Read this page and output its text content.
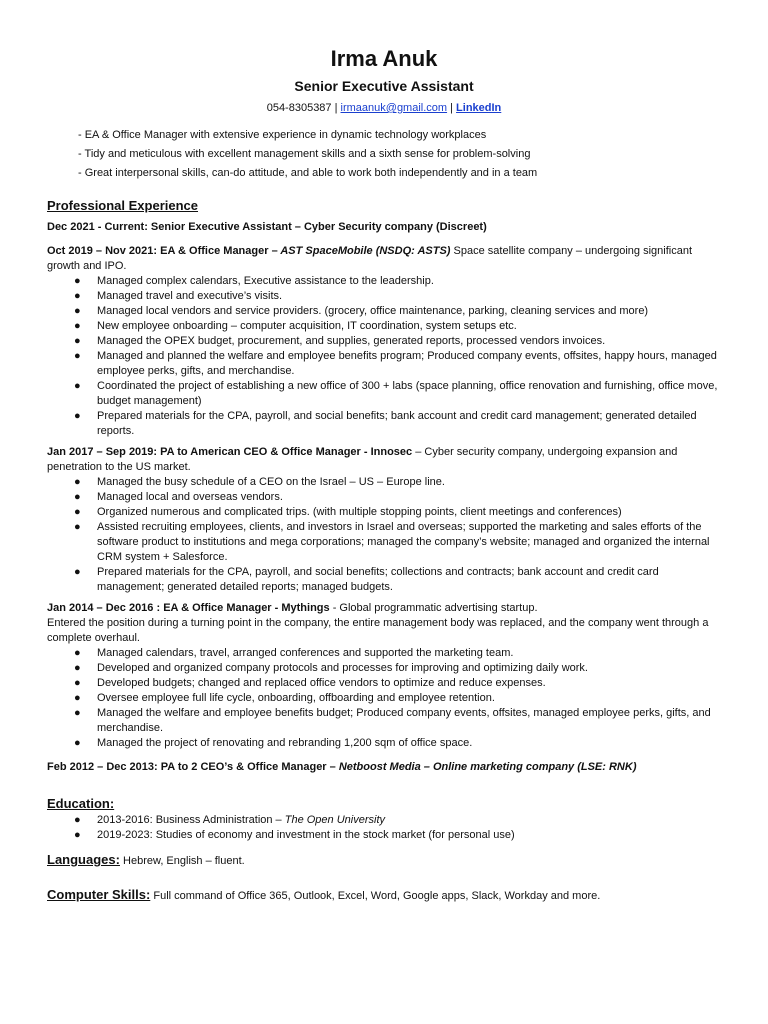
Irma Anuk
Senior Executive Assistant
054-8305387 | irmaanuk@gmail.com | LinkedIn
- EA & Office Manager with extensive experience in dynamic technology workplaces
- Tidy and meticulous with excellent management skills and a sixth sense for problem-solving
- Great interpersonal skills, can-do attitude, and able to work both independently and in a team
Professional Experience
Dec 2021 - Current: Senior Executive Assistant – Cyber Security company (Discreet)
Oct 2019 – Nov 2021: EA & Office Manager – AST SpaceMobile (NSDQ: ASTS) Space satellite company – undergoing significant growth and IPO.
● Managed complex calendars, Executive assistance to the leadership.
● Managed travel and executive’s visits.
● Managed local vendors and service providers. (grocery, office maintenance, parking, cleaning services and more)
● New employee onboarding – computer acquisition, IT coordination, system setups etc.
● Managed the OPEX budget, procurement, and supplies, generated reports, processed vendors invoices.
● Managed and planned the welfare and employee benefits program; Produced company events, offsites, happy hours, managed employee perks, gifts, and merchandise.
● Coordinated the project of establishing a new office of 300 + labs (space planning, office renovation and furnishing, office move, budget management)
● Prepared materials for the CPA, payroll, and social benefits; bank account and credit card management; generated detailed reports.
Jan 2017 – Sep 2019: PA to American CEO & Office Manager - Innosec – Cyber security company, undergoing expansion and penetration to the US market.
● Managed the busy schedule of a CEO on the Israel – US – Europe line.
● Managed local and overseas vendors.
● Organized numerous and complicated trips. (with multiple stopping points, client meetings and conferences)
● Assisted recruiting employees, clients, and investors in Israel and overseas; supported the marketing and sales efforts of the software product to institutions and mega corporations; managed the company’s website; managed and organized the internal CRM system + Salesforce.
● Prepared materials for the CPA, payroll, and social benefits; collections and contracts; bank account and credit card management; generated detailed reports; managed budgets.
Jan 2014 – Dec 2016 : EA & Office Manager - Mythings - Global programmatic advertising startup.
Entered the position during a turning point in the company, the entire management body was replaced, and the company went through a complete overhaul.
● Managed calendars, travel, arranged conferences and supported the marketing team.
● Developed and organized company protocols and processes for improving and optimizing daily work.
● Developed budgets; changed and replaced office vendors to optimize and reduce expenses.
● Oversee employee full life cycle, onboarding, offboarding and employee retention.
● Managed the welfare and employee benefits budget; Produced company events, offsites, managed employee perks, gifts, and merchandise.
● Managed the project of renovating and rebranding 1,200 sqm of office space.
Feb 2012 – Dec 2013: PA to 2 CEO’s & Office Manager – Netboost Media – Online marketing company (LSE: RNK)
Education:
● 2013-2016: Business Administration – The Open University
● 2019-2023: Studies of economy and investment in the stock market (for personal use)
Languages: Hebrew, English – fluent.
Computer Skills: Full command of Office 365, Outlook, Excel, Word, Google apps, Slack, Workday and more.
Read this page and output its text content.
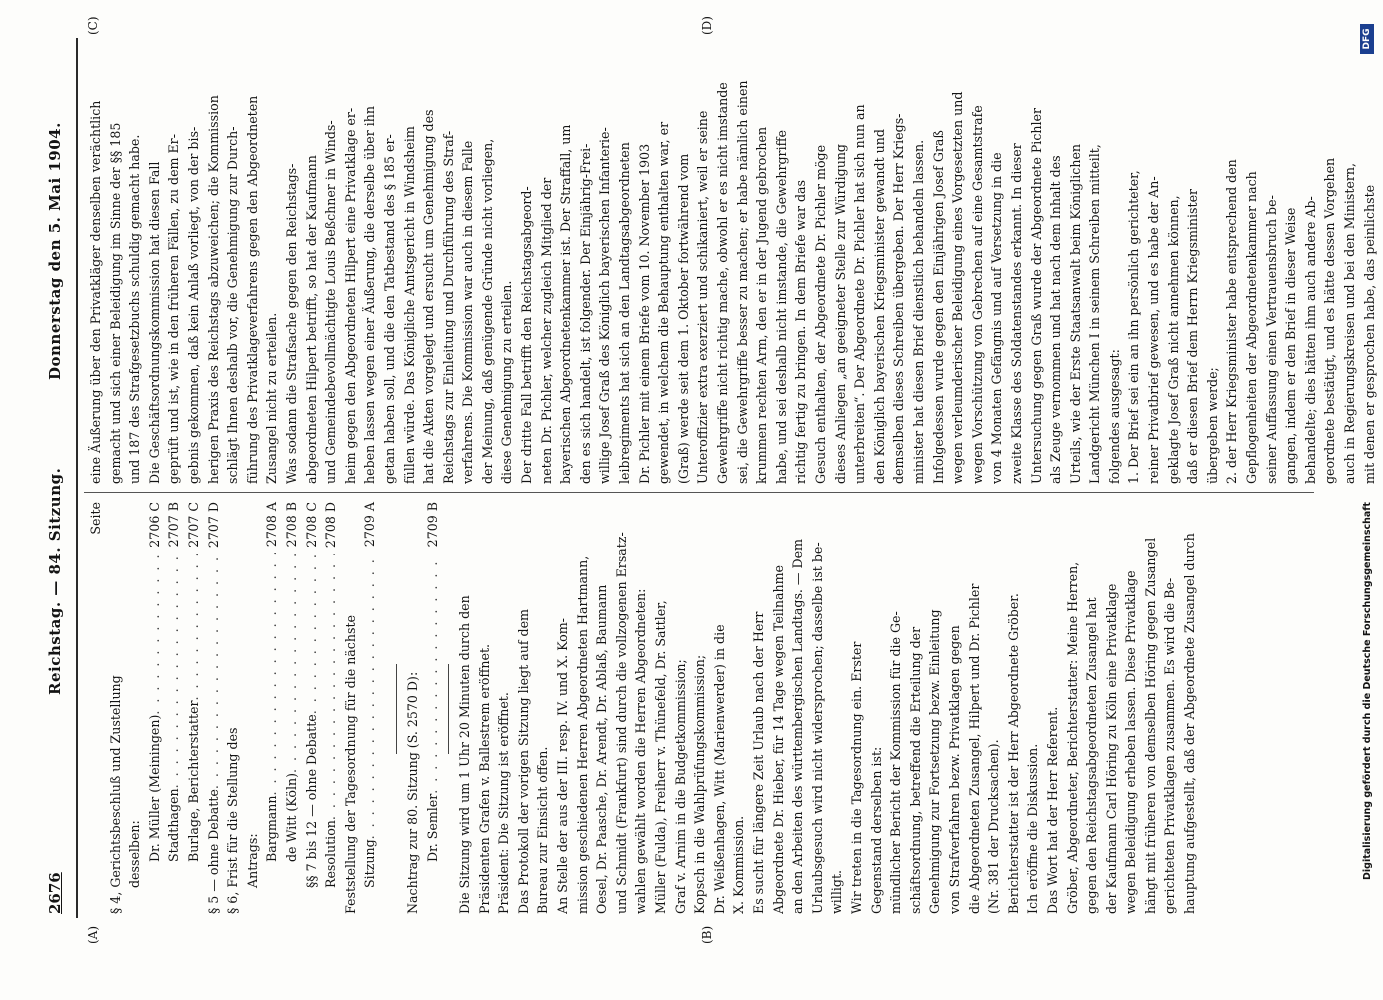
2676
Reichstag. — 84. Sitzung.
Donnerstag den 5. Mai 1904.
(A)	(B)
(C)	(D)
Seite
§ 4, Gerichtsbeschluß und Zustellung desselben: Dr. Müller (Meiningen)
. . .
2706 C
Stadthagen
. . .
2707 B
Burlage, Berichterstatter
. . .
2707 C
§ 5 — ohne Debatte
. . .
2707 D
§ 6, Frist für die Stellung des Antrags: Bargmann
. . .
2708 A
de Witt (Köln)
. . .
2708 B
§§ 7 bis 12 — ohne Debatte
. . .
2708 C
Resolution
. . .
2708 D
Feststellung der Tagesordnung für die nächste Sitzung
. . .
2709 A
Nachtrag zur 80. Sitzung (S. 2570 D): Dr. Semler
. . .
2709 B
Die Sitzung wird um 1 Uhr 20 Minuten durch den Präsidenten Grafen v. Ballestrem eröffnet. Präsident: Die Sitzung ist eröffnet. Das Protokoll der vorigen Sitzung liegt auf dem Bureau zur Einsicht offen. An Stelle der aus der III. resp. IV. und X. Kom- mission geschiedenen Herren Abgeordneten Hartmann, Oesel, Dr. Paasche, Dr. Arendt, Dr. Ablaß, Baumann und Schmidt (Frankfurt) sind durch die vollzogenen Ersatz- wahlen gewählt worden die Herren Abgeordneten: Müller (Fulda), Freiherr v. Thünefeld, Dr. Sattler, Graf v. Arnim in die Budgetkommission; Kopsch in die Wahlprüfungskommission; Dr. Weißenhagen, Witt (Marienwerder) in die X. Kommission. Es sucht für längere Zeit Urlaub nach der Herr Abgeordnete Dr. Hieber, für 14 Tage wegen Teilnahme an den Arbeiten des württembergischen Landtags. — Dem Urlaubsgesuch wird nicht widersprochen; dasselbe ist be- willigt. Wir treten in die Tagesordnung ein. Erster Gegenstand derselben ist: mündlicher Bericht der Kommission für die Ge- schäftsordnung, betreffend die Erteilung der Genehmigung zur Fortsetzung bezw. Einleitung von Strafverfahren bezw. Privatklagen gegen die Abgeordneten Zusangel, Hilpert und Dr. Pichler (Nr. 381 der Drucksachen). Berichterstatter ist der Herr Abgeordnete Gröber. Ich eröffne die Diskussion. Das Wort hat der Herr Referent. Gröber, Abgeordneter, Berichterstatter: Meine Herren, gegen den Reichstagsabgeordneten Zusangel hat der Kaufmann Carl Höring zu Köln eine Privatklage wegen Beleidigung erheben lassen. Diese Privatklage hängt mit früheren von demselben Höring gegen Zusangel gerichteten Privatklagen zusammen. Es wird die Be- hauptung aufgestellt, daß der Abgeordnete Zusangel durch
eine Äußerung über den Privatkläger denselben verächtlich gemacht und sich einer Beleidigung im Sinne der §§ 185 und 187 des Strafgesetzbuchs schuldig gemacht habe. Die Geschäftsordnungskommission hat diesen Fall geprüft und ist, wie in den früheren Fällen, zu dem Er- gebnis gekommen, daß kein Anlaß vorliegt, von der bis- herigen Praxis des Reichstags abzuweichen; die Kommission schlägt Ihnen deshalb vor, die Genehmigung zur Durch- führung des Privatklageverfahrens gegen den Abgeordneten Zusangel nicht zu erteilen. Was sodann die Strafsache gegen den Reichstags- abgeordneten Hilpert betrifft, so hat der Kaufmann und Gemeindebevollmächtigte Louis Beßchner in Winds- heim gegen den Abgeordneten Hilpert eine Privatklage er- heben lassen wegen einer Äußerung, die derselbe über ihn getan haben soll, und die den Tatbestand des § 185 er- füllen würde. Das Königliche Amtsgericht in Windsheim hat die Akten vorgelegt und ersucht um Genehmigung des Reichstags zur Einleitung und Durchführung des Straf- verfahrens. Die Kommission war auch in diesem Falle der Meinung, daß genügende Gründe nicht vorliegen, diese Genehmigung zu erteilen. Der dritte Fall betrifft den Reichstagsabgeord- neten Dr. Pichler, welcher zugleich Mitglied der bayerischen Abgeordnetenkammer ist. Der Straffall, um den es sich handelt, ist folgender. Der Einjährig-Frei- willige Josef Graß des Königlich bayerischen Infanterie- leibregiments hat sich an den Landtagsabgeordneten Dr. Pichler mit einem Briefe vom 10. November 1903 gewendet, in welchem die Behauptung enthalten war, er (Graß) werde seit dem 1. Oktober fortwährend vom Unteroffizier extra exerziert und schikaniert, weil er seine Gewehrgriffe nicht richtig mache, obwohl er es nicht imstande sei, die Gewehrgriffe besser zu machen; er habe nämlich einen krummen rechten Arm, den er in der Jugend gebrochen habe, und sei deshalb nicht imstande, die Gewehrgriffe richtig fertig zu bringen. In dem Briefe war das Gesuch enthalten, der Abgeordnete Dr. Pichler möge dieses Anliegen „an geeigneter Stelle zur Würdigung unterbreiten“. Der Abgeordnete Dr. Pichler hat sich nun an den Königlich bayerischen Kriegsminister gewandt und demselben dieses Schreiben übergeben. Der Herr Kriegs- minister hat diesen Brief dienstlich behandeln lassen. Infolgedessen wurde gegen den Einjährigen Josef Graß wegen verleumderischer Beleidigung eines Vorgesetzten und wegen Vorschützung von Gebrechen auf eine Gesamtstrafe von 4 Monaten Gefängnis und auf Versetzung in die zweite Klasse des Soldatenstandes erkannt. In dieser Untersuchung gegen Graß wurde der Abgeordnete Pichler als Zeuge vernommen und hat nach dem Inhalt des Urteils, wie der Erste Staatsanwalt beim Königlichen Landgericht München I in seinem Schreiben mitteilt, folgendes ausgesagt: 1. Der Brief sei ein an ihn persönlich gerichteter, reiner Privatbrief gewesen, und es habe der An- geklagte Josef Graß nicht annehmen können, daß er diesen Brief dem Herrn Kriegsminister übergeben werde; 2. der Herr Kriegsminister habe entsprechend den Gepflogenheiten der Abgeordnetenkammer nach seiner Auffassung einen Vertrauensbruch be- gangen, indem er den Brief in dieser Weise behandelte; dies hätten ihm auch andere Ab- geordnete bestätigt, und es hätte dessen Vorgehen auch in Regierungskreisen und bei den Ministern, mit denen er gesprochen habe, das peinlichste
Digitalisierung gefördert durch die Deutsche Forschungsgemeinschaft
DFG
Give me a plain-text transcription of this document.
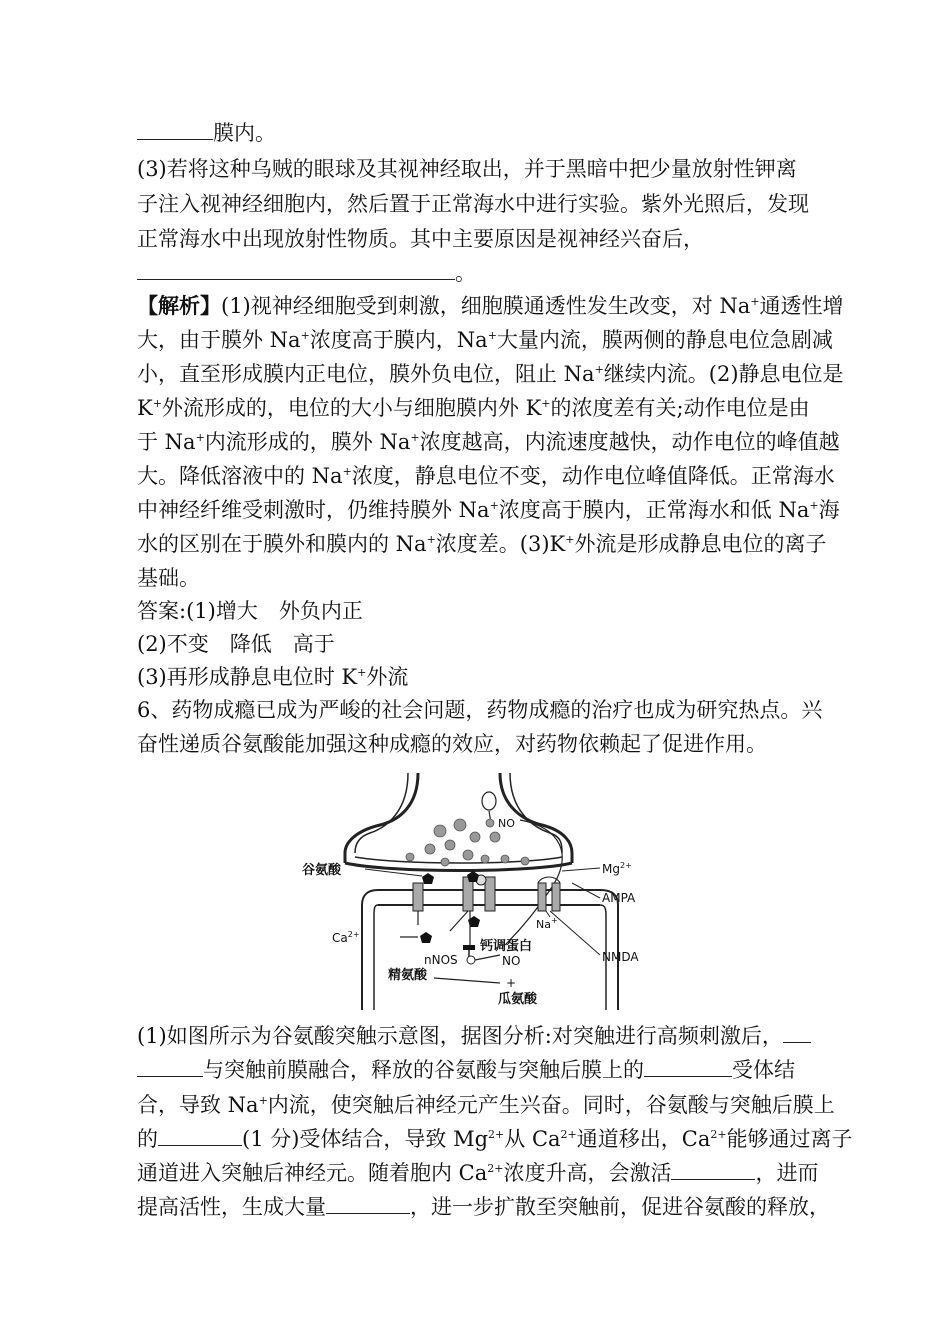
膜内。
(3)若将这种乌贼的眼球及其视神经取出，并于黑暗中把少量放射性钾离
子注入视神经细胞内，然后置于正常海水中进行实验。紫外光照后，发现
正常海水中出现放射性物质。其中主要原因是视神经兴奋后，
。
【解析】(1)视神经细胞受到刺激，细胞膜通透性发生改变，对 Na+通透性增
大，由于膜外 Na+浓度高于膜内，Na+大量内流，膜两侧的静息电位急剧减
小，直至形成膜内正电位，膜外负电位，阻止 Na+继续内流。(2)静息电位是
K+外流形成的，电位的大小与细胞膜内外 K+的浓度差有关;动作电位是由
于 Na+内流形成的，膜外 Na+浓度越高，内流速度越快，动作电位的峰值越
大。降低溶液中的 Na+浓度，静息电位不变，动作电位峰值降低。正常海水
中神经纤维受刺激时，仍维持膜外 Na+浓度高于膜内，正常海水和低 Na+海
水的区别在于膜外和膜内的 Na+浓度差。(3)K+外流是形成静息电位的离子
基础。
答案:(1)增大　外负内正
(2)不变　降低　高于
(3)再形成静息电位时 K+外流
6、药物成瘾已成为严峻的社会问题，药物成瘾的治疗也成为研究热点。兴
奋性递质谷氨酸能加强这种成瘾的效应，对药物依赖起了促进作用。
NO
谷氨酸	$Mg^{2+}$
AMPA
Na+
$Ca^{2+}$
钙调蛋白
nNOS	NO	NMDA
精氨酸	+
瓜氨酸
(1)如图所示为谷氨酸突触示意图，据图分析:对突触进行高频刺激后，
与突触前膜融合，释放的谷氨酸与突触后膜上的	受体结
合，导致 Na+内流，使突触后神经元产生兴奋。同时，谷氨酸与突触后膜上
的	(1 分)受体结合，导致 $Mg^{2+}$从 $Ca^{2+}$通道移出，$Ca^{2+}$能够通过离子
通道进入突触后神经元。随着胞内 $Ca^{2+}$浓度升高，会激活	，进而
提高活性，生成大量	，进一步扩散至突触前，促进谷氨酸的释放，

## [DO THIS]
Output precisely the lines in the material above from the line containing "Give me a plain-text" through its last line, and omit pictures.

## [FINISHED TASK]
Give me a plain-text transcription of this document.
膜内。
(3)若将这种乌贼的眼球及其视神经取出，并于黑暗中把少量放射性钾离
子注入视神经细胞内，然后置于正常海水中进行实验。紫外光照后，发现
正常海水中出现放射性物质。其中主要原因是视神经兴奋后，
。
【解析】(1)视神经细胞受到刺激，细胞膜通透性发生改变，对 Na+通透性增
大，由于膜外 Na+浓度高于膜内，Na+大量内流，膜两侧的静息电位急剧减
小，直至形成膜内正电位，膜外负电位，阻止 Na+继续内流。(2)静息电位是
K+外流形成的，电位的大小与细胞膜内外 K+的浓度差有关;动作电位是由
于 Na+内流形成的，膜外 Na+浓度越高，内流速度越快，动作电位的峰值越
大。降低溶液中的 Na+浓度，静息电位不变，动作电位峰值降低。正常海水
中神经纤维受刺激时，仍维持膜外 Na+浓度高于膜内，正常海水和低 Na+海
水的区别在于膜外和膜内的 Na+浓度差。(3)K+外流是形成静息电位的离子
基础。
答案:(1)增大　外负内正
(2)不变　降低　高于
(3)再形成静息电位时 K+外流
6、药物成瘾已成为严峻的社会问题，药物成瘾的治疗也成为研究热点。兴
奋性递质谷氨酸能加强这种成瘾的效应，对药物依赖起了促进作用。
NO
谷氨酸	$Mg^{2+}$
AMPA
Na+
$Ca^{2+}$
钙调蛋白
nNOS	NO	NMDA
精氨酸	+
瓜氨酸
(1)如图所示为谷氨酸突触示意图，据图分析:对突触进行高频刺激后，
与突触前膜融合，释放的谷氨酸与突触后膜上的	受体结
合，导致 Na+内流，使突触后神经元产生兴奋。同时，谷氨酸与突触后膜上
的	(1 分)受体结合，导致 $Mg^{2+}$从 $Ca^{2+}$通道移出，$Ca^{2+}$能够通过离子
通道进入突触后神经元。随着胞内 $Ca^{2+}$浓度升高，会激活	，进而
提高活性，生成大量	，进一步扩散至突触前，促进谷氨酸的释放，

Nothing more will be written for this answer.